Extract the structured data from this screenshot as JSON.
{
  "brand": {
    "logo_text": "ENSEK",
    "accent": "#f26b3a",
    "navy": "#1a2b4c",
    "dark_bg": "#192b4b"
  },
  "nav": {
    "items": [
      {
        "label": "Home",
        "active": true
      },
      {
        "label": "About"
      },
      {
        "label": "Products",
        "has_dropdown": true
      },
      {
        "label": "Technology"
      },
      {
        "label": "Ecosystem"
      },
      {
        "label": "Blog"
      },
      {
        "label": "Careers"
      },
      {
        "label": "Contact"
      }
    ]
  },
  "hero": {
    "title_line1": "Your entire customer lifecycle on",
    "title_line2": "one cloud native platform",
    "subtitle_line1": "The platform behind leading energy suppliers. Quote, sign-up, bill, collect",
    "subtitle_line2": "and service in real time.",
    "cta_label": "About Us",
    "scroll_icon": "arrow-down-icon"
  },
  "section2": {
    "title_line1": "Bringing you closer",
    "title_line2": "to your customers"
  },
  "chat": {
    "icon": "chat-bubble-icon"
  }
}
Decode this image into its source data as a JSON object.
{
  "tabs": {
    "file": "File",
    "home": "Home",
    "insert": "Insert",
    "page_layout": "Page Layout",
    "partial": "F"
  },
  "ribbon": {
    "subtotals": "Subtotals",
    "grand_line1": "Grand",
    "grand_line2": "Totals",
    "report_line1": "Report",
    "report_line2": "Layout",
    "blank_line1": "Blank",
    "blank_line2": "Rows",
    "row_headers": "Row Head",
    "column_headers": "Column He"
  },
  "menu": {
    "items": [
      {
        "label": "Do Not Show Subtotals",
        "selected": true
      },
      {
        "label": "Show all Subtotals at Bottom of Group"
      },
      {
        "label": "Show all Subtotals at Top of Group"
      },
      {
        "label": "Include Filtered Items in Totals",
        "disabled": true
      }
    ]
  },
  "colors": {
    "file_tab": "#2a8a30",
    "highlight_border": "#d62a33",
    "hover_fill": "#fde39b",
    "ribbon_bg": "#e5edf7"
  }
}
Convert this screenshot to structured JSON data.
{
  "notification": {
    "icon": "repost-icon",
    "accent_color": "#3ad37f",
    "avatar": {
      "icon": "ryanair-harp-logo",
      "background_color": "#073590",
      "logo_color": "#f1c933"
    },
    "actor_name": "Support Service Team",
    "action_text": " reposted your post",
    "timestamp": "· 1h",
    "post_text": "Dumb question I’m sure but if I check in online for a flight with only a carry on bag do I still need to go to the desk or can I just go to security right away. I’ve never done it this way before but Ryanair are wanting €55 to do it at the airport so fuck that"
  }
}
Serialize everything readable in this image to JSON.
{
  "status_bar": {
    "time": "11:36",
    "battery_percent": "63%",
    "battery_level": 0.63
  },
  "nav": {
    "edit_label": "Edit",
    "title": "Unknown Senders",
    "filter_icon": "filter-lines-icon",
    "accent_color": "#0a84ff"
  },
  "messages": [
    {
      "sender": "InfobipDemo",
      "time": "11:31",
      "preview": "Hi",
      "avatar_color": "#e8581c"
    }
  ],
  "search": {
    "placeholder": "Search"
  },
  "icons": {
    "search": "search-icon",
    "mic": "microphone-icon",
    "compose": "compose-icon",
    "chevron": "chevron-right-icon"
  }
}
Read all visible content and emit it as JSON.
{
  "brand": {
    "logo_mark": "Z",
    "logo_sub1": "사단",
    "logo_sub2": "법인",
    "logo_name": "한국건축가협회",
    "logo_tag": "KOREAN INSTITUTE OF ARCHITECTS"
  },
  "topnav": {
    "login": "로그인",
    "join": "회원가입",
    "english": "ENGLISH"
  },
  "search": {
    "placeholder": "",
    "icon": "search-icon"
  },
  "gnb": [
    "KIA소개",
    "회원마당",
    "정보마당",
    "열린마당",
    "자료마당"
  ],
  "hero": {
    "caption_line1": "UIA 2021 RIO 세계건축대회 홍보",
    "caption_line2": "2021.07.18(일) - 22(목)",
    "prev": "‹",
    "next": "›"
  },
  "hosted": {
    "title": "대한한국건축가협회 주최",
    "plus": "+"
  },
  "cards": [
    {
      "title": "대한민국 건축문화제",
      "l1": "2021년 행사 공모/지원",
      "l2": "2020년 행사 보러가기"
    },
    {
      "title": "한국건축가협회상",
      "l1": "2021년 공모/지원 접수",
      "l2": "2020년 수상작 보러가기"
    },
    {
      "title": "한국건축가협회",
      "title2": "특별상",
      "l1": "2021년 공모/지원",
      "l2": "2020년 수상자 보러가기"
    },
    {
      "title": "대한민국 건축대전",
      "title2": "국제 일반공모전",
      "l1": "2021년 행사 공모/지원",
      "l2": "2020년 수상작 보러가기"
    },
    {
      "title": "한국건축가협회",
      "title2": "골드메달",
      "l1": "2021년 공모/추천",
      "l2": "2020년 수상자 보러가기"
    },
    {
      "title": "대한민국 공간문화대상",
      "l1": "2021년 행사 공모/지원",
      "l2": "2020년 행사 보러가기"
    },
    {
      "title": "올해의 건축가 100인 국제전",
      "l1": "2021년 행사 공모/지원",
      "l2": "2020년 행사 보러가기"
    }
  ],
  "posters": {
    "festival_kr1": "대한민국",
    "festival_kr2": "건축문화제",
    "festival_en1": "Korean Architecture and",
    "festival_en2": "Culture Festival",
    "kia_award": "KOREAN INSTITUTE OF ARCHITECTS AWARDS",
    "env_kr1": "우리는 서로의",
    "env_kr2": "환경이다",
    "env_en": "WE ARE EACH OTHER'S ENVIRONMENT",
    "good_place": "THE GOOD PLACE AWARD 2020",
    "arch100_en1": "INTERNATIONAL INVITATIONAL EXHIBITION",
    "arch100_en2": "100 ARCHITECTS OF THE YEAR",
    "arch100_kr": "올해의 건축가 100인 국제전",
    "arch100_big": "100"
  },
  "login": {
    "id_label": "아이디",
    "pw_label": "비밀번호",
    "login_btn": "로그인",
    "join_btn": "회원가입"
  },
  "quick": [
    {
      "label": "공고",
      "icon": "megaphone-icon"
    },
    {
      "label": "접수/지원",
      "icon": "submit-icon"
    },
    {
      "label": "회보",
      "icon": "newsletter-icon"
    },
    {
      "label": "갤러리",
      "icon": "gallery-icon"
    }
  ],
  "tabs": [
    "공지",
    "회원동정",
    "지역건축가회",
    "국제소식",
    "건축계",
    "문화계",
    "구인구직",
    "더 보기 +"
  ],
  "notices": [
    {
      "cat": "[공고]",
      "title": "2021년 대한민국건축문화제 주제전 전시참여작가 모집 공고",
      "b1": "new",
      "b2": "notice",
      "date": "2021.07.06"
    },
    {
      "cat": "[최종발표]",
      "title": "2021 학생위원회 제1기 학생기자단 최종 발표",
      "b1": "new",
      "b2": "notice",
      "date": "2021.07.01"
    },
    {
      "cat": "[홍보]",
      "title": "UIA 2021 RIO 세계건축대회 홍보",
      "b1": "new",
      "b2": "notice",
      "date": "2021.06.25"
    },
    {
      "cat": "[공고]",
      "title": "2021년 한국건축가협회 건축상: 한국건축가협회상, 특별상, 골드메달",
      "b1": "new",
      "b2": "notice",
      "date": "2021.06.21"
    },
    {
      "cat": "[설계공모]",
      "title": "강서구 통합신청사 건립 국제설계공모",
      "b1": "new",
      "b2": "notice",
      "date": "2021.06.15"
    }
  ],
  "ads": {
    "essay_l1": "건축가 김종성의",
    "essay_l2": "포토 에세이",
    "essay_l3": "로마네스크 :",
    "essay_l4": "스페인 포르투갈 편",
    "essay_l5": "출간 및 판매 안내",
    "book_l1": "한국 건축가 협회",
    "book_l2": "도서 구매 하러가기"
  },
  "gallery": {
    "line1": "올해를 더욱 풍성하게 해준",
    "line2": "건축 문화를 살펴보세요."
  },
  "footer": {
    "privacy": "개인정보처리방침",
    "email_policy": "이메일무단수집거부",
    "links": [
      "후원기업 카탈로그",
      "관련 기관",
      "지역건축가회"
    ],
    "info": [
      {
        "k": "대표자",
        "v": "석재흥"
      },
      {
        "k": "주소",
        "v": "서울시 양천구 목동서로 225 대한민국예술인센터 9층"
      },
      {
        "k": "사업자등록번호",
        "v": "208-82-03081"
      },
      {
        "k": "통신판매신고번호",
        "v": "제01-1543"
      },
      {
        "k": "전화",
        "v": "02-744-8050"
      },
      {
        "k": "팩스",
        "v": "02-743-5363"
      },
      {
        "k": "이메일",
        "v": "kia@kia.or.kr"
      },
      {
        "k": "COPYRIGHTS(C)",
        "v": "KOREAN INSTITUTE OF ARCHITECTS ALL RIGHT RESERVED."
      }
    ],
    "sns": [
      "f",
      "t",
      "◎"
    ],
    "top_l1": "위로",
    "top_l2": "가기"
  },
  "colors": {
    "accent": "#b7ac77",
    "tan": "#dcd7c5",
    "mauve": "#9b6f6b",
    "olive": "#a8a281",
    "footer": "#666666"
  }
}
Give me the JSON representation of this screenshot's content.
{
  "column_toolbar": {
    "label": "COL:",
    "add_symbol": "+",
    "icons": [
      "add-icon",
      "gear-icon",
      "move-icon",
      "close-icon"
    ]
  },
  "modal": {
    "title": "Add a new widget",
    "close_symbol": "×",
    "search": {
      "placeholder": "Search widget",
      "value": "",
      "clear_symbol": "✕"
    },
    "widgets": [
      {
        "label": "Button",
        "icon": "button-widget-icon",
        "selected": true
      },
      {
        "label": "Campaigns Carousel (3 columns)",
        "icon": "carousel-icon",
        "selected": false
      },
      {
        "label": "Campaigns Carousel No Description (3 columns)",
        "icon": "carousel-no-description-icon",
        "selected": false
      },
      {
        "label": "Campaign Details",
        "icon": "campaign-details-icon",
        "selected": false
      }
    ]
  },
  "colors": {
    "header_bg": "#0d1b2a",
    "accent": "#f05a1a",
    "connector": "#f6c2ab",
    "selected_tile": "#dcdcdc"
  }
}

#####

● **Exercise**
Scan the listing above. Collect all lines with the word "ARCHITECTS".

● **Expected output**
    "logo_tag": "KOREAN INSTITUTE OF ARCHITECTS"
    "kia_award": "KOREAN INSTITUTE OF ARCHITECTS AWARDS",
    "arch100_en2": "100 ARCHITECTS OF THE YEAR",
        "v": "KOREAN INSTITUTE OF ARCHITECTS ALL RIGHT RESERVED."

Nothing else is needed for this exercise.